§ Text block:
++++++++
Primary goals

  1. Be able to reproduce a full, accepted assessment from querying raw data to the executive summary, without guidance from the original author,
  2. Provide a ‘paper trail’ of the review process,
  3. Provide a stable, read-only archive of our assessments over time.

Collaboration

Large projects = many people = diverse skills. Poses some risks, but also opportunities. Version control is essential for complex programming projects with multiple inter-dependencies.

Necessary items:

  1. Consistent framework
  2. Consistent code style
  3. Accurate, up to date comments
  4. Active version control w/informative commit messages
  5. Elicit feedback from colleagues

Coding style

Good coding style will make you more efficient even if you are the only person who reads it. When your code is read by multiple readers or you are developing code with co-workers, having a consistent style is even more important.

Generally:

  • modular code
  • commented code
  • automate any task that can save time by automating
  • DRY - don’t repeat yourself (aka build functions)
  • concise, clear, consistent

Suggested norms - General

First we’ll separate the workflow (personal taste and habits e.g., IDE) from the product (logic and output). The product in our case being raw and cleaned data should not be influenced by workflow-related operations.

Organization

Projects

Use them!

Do not save your work environment - you should rerun your code each time to make sure you haven’t broken anything. If the analyses are lengthy or complex then save the output - which can then be sourced. In Rstudio you can go to Tools > Global Options> Save workspace to .Rdata on exit change it to Never and your workspace will not be saved.

  • File system discipline: put all the files related to a single project in a designated folder.
    • This applies to data, code, figures, notes, etc.
    • Depending on project complexity, you might enforce further organization into subfolders. *Working directory intentionality: when working on project A, make sure working directory is set to project A’s folder.
    • Ideally, this is achieved via the development workflow and tooling, not by baking absolute paths into the code.
++++++++
§ Record excerpts:
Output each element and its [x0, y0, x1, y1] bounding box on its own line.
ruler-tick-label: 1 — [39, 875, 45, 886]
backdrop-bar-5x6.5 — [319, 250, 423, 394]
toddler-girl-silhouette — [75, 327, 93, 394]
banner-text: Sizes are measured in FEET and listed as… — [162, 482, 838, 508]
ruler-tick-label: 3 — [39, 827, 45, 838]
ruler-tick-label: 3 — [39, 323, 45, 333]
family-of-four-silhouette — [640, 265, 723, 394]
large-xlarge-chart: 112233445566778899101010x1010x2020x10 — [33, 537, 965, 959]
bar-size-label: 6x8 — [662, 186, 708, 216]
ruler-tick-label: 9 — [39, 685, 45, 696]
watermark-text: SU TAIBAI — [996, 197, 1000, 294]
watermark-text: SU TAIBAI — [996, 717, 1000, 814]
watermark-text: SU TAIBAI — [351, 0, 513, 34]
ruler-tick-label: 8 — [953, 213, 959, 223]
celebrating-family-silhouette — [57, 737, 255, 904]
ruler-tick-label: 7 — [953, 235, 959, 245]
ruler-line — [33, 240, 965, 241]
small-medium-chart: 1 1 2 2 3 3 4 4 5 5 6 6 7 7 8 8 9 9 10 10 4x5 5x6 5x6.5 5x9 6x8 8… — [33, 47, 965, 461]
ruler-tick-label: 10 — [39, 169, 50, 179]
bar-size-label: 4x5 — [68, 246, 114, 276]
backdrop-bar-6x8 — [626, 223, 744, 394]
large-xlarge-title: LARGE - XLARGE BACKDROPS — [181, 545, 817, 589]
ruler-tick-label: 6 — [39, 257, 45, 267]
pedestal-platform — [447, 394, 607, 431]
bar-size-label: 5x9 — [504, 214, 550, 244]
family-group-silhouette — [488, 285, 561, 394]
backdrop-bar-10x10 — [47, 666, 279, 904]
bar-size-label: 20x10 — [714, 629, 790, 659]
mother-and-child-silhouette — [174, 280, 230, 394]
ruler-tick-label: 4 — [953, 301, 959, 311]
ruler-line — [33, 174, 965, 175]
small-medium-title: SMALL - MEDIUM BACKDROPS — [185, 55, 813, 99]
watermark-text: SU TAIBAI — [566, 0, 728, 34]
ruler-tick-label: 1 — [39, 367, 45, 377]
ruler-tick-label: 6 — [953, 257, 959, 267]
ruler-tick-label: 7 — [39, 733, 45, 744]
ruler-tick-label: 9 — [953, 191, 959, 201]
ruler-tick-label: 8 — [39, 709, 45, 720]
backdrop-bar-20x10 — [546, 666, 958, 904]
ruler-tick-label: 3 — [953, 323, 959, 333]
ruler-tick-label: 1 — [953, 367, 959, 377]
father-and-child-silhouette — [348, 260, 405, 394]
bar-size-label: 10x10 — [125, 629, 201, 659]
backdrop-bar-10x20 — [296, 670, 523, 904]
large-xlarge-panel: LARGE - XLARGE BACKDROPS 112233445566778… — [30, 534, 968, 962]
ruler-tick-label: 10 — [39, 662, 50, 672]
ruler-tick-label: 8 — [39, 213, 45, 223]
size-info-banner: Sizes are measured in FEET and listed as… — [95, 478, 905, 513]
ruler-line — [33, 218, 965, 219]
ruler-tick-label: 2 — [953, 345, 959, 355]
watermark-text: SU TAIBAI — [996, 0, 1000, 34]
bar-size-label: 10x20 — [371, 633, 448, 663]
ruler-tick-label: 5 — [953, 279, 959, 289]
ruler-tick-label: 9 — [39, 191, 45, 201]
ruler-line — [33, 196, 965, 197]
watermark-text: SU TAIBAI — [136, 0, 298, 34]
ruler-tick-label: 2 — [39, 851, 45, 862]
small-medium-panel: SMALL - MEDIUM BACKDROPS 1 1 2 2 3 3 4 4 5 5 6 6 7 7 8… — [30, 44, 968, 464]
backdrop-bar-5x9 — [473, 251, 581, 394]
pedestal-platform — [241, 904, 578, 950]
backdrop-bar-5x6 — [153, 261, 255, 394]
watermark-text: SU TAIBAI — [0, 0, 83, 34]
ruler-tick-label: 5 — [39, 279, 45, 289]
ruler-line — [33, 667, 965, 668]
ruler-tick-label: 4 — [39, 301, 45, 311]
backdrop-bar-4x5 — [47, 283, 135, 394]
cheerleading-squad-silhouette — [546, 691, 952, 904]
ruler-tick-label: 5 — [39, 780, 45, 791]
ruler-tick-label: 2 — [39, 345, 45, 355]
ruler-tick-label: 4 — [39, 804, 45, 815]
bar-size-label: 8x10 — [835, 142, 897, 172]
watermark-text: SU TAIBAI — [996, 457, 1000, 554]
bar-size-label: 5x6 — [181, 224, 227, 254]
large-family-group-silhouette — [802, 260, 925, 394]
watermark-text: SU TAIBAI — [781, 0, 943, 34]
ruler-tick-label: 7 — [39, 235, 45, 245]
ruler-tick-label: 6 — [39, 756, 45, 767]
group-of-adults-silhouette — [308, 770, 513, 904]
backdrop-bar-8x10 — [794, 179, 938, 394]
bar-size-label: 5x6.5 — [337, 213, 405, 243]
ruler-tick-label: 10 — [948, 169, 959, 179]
++++++++
§ Requirements: List every item that the coding guidelines text names as necessary under the "Collaboration" heading.

§ Reply:
1. Consistent framework
2. Consistent code style
3. Accurate, up to date comments
4. Active version control w/informative commit messages
5. Elicit feedback from colleagues